[Given exercise]
Gather up the lines that contain "Average".

· · · · · · ·

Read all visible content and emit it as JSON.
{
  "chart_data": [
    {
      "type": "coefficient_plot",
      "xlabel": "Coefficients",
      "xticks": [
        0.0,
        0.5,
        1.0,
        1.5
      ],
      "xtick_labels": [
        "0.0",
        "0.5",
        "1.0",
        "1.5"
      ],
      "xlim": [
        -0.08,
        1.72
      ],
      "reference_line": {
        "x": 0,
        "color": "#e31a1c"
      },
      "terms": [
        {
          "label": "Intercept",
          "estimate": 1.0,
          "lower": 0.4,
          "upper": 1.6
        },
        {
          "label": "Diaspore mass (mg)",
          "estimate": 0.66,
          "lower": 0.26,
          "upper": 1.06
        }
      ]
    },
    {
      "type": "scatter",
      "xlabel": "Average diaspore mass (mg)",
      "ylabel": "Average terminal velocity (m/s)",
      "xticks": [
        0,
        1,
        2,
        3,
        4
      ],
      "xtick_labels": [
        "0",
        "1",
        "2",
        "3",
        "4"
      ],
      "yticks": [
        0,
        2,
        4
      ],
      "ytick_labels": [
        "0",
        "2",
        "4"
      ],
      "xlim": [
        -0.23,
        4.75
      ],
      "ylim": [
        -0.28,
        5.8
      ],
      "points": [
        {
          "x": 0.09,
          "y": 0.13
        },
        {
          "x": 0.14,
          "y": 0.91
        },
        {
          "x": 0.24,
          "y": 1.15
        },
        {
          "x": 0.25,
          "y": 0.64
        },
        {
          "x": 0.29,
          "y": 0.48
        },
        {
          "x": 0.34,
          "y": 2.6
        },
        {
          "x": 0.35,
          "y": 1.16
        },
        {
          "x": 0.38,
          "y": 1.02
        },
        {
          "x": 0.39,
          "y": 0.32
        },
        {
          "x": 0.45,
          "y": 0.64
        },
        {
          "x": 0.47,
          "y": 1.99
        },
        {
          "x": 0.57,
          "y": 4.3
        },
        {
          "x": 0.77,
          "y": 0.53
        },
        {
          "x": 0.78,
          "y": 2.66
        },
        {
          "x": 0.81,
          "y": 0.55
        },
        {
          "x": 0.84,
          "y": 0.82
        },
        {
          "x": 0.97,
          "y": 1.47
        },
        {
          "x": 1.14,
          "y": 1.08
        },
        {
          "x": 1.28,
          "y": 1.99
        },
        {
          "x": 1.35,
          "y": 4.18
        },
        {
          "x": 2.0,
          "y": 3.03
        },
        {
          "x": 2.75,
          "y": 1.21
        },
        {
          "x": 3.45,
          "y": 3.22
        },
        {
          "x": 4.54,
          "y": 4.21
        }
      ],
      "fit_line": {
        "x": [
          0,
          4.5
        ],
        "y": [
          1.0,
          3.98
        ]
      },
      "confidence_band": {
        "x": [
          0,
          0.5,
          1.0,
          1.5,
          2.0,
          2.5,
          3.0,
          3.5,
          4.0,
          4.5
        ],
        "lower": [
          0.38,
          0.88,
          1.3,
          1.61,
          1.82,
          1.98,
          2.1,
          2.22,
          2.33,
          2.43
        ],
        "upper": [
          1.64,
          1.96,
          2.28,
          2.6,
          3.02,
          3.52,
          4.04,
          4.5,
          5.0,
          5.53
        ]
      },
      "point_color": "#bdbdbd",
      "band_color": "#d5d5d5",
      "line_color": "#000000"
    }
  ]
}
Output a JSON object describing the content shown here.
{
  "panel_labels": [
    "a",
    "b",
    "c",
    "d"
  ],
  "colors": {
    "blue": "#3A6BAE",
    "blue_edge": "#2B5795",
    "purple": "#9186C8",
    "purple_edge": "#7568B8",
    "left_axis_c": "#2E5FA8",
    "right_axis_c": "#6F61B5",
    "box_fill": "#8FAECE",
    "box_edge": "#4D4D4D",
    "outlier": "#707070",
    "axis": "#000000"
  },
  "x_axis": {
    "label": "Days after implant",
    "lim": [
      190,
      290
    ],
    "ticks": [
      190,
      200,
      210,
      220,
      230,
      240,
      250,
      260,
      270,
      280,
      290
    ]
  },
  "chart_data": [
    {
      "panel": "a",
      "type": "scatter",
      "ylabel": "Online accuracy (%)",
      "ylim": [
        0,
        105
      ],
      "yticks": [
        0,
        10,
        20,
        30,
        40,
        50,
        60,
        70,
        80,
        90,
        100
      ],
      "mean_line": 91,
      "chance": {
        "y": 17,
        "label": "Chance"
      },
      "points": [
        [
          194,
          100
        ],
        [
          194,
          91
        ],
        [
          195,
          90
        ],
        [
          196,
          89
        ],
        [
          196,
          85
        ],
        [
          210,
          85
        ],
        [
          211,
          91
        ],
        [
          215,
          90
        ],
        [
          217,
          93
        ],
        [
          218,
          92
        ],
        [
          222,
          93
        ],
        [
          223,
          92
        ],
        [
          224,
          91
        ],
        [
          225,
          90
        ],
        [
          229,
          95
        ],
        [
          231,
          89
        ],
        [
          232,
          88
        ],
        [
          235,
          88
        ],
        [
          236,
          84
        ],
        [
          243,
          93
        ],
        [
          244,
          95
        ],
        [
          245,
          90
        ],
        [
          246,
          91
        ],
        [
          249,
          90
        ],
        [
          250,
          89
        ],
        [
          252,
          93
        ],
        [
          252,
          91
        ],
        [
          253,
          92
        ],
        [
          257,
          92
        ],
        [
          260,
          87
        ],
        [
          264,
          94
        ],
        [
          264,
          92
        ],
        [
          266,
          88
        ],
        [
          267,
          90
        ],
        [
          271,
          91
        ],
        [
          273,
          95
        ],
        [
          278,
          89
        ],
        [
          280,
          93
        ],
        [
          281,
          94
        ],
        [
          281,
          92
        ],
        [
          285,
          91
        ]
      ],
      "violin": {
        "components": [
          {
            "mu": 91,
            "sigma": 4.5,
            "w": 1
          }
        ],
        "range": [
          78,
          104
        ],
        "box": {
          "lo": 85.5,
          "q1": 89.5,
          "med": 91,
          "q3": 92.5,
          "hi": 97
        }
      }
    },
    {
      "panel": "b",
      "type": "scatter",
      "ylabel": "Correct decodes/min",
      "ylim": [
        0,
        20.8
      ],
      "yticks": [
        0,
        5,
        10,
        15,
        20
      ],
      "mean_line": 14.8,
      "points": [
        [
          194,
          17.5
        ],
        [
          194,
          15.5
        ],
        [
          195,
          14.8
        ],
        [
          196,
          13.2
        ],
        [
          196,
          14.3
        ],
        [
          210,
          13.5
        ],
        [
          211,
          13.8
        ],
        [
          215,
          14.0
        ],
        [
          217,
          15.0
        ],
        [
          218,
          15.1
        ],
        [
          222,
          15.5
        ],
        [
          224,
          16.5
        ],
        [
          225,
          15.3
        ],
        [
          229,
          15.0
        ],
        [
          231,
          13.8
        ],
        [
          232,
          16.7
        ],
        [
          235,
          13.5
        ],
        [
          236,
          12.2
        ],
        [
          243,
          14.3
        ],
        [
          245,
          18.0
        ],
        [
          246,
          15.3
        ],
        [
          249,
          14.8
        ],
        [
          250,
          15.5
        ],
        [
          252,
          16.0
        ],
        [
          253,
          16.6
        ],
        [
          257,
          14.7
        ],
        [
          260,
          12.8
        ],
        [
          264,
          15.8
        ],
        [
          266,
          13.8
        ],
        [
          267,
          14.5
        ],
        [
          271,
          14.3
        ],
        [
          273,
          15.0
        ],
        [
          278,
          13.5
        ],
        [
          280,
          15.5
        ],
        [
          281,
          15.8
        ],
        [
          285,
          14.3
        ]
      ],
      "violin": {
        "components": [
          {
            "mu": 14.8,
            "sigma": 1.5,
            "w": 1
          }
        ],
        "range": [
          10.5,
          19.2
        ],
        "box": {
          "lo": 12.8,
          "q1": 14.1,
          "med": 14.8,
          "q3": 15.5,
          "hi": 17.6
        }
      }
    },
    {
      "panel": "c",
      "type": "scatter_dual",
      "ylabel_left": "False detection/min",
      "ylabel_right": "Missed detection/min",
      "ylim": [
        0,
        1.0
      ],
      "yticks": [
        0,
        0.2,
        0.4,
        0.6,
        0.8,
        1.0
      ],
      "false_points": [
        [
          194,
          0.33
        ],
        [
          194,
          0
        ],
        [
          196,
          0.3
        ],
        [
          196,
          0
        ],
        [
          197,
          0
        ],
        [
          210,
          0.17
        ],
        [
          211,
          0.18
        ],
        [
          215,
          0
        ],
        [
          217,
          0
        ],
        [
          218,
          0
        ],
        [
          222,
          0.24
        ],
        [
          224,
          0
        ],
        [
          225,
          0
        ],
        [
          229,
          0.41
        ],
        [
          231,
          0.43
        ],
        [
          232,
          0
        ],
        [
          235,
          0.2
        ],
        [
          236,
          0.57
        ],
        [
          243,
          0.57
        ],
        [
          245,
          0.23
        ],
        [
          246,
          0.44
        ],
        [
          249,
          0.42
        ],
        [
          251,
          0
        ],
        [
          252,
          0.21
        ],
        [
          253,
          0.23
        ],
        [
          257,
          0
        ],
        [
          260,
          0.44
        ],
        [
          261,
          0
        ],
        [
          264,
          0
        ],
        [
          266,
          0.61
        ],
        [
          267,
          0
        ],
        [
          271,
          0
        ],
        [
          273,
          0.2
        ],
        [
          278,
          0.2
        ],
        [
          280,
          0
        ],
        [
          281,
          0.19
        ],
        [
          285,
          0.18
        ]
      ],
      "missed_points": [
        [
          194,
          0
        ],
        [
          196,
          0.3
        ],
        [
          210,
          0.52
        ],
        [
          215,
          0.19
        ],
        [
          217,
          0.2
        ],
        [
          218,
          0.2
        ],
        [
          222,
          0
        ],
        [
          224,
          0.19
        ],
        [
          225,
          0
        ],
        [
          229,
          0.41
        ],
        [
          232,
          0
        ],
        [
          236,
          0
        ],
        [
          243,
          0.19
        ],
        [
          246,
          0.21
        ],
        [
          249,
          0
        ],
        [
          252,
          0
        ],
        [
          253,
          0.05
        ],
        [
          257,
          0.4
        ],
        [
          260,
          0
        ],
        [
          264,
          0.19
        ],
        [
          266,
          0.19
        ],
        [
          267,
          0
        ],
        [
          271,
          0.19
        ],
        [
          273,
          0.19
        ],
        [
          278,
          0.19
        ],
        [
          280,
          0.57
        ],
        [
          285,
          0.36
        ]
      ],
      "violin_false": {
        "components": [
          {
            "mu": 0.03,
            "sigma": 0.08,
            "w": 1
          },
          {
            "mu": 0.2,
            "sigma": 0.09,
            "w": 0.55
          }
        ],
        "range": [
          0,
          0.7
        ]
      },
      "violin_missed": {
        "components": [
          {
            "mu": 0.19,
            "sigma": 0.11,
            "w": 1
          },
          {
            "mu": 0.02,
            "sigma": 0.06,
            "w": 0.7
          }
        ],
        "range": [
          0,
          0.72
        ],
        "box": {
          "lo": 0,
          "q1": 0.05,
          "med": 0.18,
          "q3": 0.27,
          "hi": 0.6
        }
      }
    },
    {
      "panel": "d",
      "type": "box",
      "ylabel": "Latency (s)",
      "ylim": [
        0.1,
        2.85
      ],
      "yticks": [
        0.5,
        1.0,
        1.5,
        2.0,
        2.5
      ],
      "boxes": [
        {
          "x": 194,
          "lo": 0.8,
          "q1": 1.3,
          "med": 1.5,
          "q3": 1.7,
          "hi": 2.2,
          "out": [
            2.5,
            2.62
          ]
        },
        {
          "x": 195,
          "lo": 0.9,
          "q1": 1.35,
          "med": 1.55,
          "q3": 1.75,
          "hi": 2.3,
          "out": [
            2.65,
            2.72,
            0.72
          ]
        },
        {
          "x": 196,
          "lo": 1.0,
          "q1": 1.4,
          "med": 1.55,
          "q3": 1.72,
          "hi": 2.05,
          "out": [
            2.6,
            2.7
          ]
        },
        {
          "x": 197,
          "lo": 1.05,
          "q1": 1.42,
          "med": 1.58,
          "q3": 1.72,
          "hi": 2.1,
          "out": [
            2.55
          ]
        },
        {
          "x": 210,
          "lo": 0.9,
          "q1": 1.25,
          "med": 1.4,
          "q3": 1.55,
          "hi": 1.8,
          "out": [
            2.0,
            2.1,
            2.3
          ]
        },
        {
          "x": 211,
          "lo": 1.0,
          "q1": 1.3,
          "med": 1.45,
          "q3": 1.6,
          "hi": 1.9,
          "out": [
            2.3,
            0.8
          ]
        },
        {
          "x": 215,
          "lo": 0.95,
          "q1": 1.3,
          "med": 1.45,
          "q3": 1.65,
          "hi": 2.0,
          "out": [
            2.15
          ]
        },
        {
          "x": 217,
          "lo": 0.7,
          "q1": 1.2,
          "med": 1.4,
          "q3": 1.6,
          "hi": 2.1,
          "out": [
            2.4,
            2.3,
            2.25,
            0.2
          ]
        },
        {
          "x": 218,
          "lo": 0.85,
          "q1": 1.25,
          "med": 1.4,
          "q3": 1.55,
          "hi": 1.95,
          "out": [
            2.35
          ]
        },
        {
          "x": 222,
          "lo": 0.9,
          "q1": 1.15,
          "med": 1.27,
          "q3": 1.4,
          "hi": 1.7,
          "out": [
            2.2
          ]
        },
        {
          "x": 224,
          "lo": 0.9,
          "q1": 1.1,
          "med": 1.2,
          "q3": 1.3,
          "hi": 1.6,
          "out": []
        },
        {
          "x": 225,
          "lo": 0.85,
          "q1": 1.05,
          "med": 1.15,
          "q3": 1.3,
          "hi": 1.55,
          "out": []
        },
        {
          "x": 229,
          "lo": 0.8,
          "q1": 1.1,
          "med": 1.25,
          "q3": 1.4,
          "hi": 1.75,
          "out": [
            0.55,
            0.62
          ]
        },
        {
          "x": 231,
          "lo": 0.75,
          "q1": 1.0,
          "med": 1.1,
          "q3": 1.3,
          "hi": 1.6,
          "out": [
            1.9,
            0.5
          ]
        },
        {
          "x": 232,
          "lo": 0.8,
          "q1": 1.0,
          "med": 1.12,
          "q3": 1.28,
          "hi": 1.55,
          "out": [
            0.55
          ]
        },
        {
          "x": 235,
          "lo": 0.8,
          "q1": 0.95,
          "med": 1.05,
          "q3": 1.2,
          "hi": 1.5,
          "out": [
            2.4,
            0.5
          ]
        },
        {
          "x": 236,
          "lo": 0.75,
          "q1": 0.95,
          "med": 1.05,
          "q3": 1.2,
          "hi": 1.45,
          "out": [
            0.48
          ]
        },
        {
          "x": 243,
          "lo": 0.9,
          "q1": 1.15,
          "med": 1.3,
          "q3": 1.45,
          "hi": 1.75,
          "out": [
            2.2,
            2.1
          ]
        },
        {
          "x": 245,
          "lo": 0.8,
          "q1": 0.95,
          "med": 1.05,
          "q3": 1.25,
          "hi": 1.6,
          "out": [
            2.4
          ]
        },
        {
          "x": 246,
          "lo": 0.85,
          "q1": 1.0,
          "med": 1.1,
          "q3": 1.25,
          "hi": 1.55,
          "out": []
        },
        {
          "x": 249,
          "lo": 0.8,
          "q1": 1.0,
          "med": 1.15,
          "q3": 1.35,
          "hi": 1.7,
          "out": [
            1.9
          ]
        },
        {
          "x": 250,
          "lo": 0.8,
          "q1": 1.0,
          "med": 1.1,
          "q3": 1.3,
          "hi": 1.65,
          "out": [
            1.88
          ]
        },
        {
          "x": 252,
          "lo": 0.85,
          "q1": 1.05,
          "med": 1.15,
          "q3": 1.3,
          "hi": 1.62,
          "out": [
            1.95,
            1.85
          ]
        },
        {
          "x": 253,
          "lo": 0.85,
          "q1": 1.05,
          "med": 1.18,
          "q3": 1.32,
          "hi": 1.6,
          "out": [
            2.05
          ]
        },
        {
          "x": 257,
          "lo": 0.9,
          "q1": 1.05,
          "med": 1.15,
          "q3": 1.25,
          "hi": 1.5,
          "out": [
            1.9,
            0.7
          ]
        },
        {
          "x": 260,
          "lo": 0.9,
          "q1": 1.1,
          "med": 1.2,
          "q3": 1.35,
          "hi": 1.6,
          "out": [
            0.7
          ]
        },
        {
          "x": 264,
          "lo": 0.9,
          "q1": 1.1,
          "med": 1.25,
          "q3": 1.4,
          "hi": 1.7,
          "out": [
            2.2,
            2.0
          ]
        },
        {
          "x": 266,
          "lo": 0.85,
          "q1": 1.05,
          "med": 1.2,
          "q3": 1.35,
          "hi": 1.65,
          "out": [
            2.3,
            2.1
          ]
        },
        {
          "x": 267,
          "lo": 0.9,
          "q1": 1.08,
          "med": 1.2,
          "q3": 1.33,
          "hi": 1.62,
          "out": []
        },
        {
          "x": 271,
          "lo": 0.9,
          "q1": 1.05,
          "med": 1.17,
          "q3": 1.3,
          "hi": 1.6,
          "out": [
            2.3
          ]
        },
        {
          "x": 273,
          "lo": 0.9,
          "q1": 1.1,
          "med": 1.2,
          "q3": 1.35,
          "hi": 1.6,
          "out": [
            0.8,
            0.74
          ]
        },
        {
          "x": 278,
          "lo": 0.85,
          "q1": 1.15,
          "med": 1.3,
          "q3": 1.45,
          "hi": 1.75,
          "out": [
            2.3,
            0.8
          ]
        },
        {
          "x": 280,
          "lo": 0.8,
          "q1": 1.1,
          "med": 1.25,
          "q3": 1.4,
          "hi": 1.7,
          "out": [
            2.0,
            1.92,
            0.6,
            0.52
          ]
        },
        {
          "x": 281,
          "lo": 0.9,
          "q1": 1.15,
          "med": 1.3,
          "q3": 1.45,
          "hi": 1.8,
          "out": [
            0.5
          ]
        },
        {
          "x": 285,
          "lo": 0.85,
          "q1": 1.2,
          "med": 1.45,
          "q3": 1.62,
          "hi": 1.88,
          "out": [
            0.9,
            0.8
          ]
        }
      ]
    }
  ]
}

· · · · · · ·

[Result of the exercise]
      "xlabel": "Average diaspore mass (mg)",
      "ylabel": "Average terminal velocity (m/s)",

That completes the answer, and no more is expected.